▶ _Task statement_:
Repeat the material exactly, leaving nothing out.

** Start Data listing **

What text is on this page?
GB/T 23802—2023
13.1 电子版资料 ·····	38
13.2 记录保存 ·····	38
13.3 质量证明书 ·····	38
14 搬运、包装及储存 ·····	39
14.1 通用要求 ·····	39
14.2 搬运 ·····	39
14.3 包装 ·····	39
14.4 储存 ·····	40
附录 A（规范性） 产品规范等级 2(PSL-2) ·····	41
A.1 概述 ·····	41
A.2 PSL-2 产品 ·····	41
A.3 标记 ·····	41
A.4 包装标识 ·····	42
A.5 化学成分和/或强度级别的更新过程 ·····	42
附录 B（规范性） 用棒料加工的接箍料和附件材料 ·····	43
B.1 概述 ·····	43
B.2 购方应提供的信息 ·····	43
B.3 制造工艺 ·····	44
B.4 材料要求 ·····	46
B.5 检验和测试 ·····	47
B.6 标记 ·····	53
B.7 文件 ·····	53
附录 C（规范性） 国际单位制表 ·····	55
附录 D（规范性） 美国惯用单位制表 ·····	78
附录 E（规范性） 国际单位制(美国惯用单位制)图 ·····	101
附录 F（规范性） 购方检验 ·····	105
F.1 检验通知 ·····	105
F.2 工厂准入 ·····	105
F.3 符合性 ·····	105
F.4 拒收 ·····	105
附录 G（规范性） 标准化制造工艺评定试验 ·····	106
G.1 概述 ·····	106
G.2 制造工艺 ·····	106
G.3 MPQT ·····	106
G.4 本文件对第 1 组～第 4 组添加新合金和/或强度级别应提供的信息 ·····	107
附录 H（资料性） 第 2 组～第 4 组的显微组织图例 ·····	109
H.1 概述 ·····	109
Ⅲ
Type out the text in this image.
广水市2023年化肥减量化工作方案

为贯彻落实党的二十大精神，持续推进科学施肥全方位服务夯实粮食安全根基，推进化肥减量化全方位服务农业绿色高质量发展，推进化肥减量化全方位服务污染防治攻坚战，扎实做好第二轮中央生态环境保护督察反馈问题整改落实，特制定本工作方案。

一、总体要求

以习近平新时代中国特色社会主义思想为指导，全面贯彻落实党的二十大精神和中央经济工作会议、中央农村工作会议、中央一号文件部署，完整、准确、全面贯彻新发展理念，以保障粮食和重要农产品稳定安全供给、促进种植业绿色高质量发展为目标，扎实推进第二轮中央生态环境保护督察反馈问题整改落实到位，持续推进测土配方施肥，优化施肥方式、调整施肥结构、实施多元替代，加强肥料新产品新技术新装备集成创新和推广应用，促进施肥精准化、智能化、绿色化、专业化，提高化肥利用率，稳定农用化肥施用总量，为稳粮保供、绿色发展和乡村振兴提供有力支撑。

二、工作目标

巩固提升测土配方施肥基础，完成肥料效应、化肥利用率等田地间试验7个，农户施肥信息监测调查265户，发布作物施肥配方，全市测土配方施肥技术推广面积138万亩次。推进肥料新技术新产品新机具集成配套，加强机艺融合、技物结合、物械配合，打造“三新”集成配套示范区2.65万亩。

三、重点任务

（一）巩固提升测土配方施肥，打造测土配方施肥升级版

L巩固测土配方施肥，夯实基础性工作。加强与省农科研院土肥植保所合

** End Data listing **

▶ _Completed exercise_:
What text is on this page?
GB/T 23802—2023
13.1 电子版资料 ·····	38
13.2 记录保存 ·····	38
13.3 质量证明书 ·····	38
14 搬运、包装及储存 ·····	39
14.1 通用要求 ·····	39
14.2 搬运 ·····	39
14.3 包装 ·····	39
14.4 储存 ·····	40
附录 A（规范性） 产品规范等级 2(PSL-2) ·····	41
A.1 概述 ·····	41
A.2 PSL-2 产品 ·····	41
A.3 标记 ·····	41
A.4 包装标识 ·····	42
A.5 化学成分和/或强度级别的更新过程 ·····	42
附录 B（规范性） 用棒料加工的接箍料和附件材料 ·····	43
B.1 概述 ·····	43
B.2 购方应提供的信息 ·····	43
B.3 制造工艺 ·····	44
B.4 材料要求 ·····	46
B.5 检验和测试 ·····	47
B.6 标记 ·····	53
B.7 文件 ·····	53
附录 C（规范性） 国际单位制表 ·····	55
附录 D（规范性） 美国惯用单位制表 ·····	78
附录 E（规范性） 国际单位制(美国惯用单位制)图 ·····	101
附录 F（规范性） 购方检验 ·····	105
F.1 检验通知 ·····	105
F.2 工厂准入 ·····	105
F.3 符合性 ·····	105
F.4 拒收 ·····	105
附录 G（规范性） 标准化制造工艺评定试验 ·····	106
G.1 概述 ·····	106
G.2 制造工艺 ·····	106
G.3 MPQT ·····	106
G.4 本文件对第 1 组～第 4 组添加新合金和/或强度级别应提供的信息 ·····	107
附录 H（资料性） 第 2 组～第 4 组的显微组织图例 ·····	109
H.1 概述 ·····	109
Ⅲ
Type out the text in this image.
广水市2023年化肥减量化工作方案

为贯彻落实党的二十大精神，持续推进科学施肥全方位服务夯实粮食安全根基，推进化肥减量化全方位服务农业绿色高质量发展，推进化肥减量化全方位服务污染防治攻坚战，扎实做好第二轮中央生态环境保护督察反馈问题整改落实，特制定本工作方案。

一、总体要求

以习近平新时代中国特色社会主义思想为指导，全面贯彻落实党的二十大精神和中央经济工作会议、中央农村工作会议、中央一号文件部署，完整、准确、全面贯彻新发展理念，以保障粮食和重要农产品稳定安全供给、促进种植业绿色高质量发展为目标，扎实推进第二轮中央生态环境保护督察反馈问题整改落实到位，持续推进测土配方施肥，优化施肥方式、调整施肥结构、实施多元替代，加强肥料新产品新技术新装备集成创新和推广应用，促进施肥精准化、智能化、绿色化、专业化，提高化肥利用率，稳定农用化肥施用总量，为稳粮保供、绿色发展和乡村振兴提供有力支撑。

二、工作目标

巩固提升测土配方施肥基础，完成肥料效应、化肥利用率等田地间试验7个，农户施肥信息监测调查265户，发布作物施肥配方，全市测土配方施肥技术推广面积138万亩次。推进肥料新技术新产品新机具集成配套，加强机艺融合、技物结合、物械配合，打造“三新”集成配套示范区2.65万亩。

三、重点任务

（一）巩固提升测土配方施肥，打造测土配方施肥升级版

L巩固测土配方施肥，夯实基础性工作。加强与省农科研院土肥植保所合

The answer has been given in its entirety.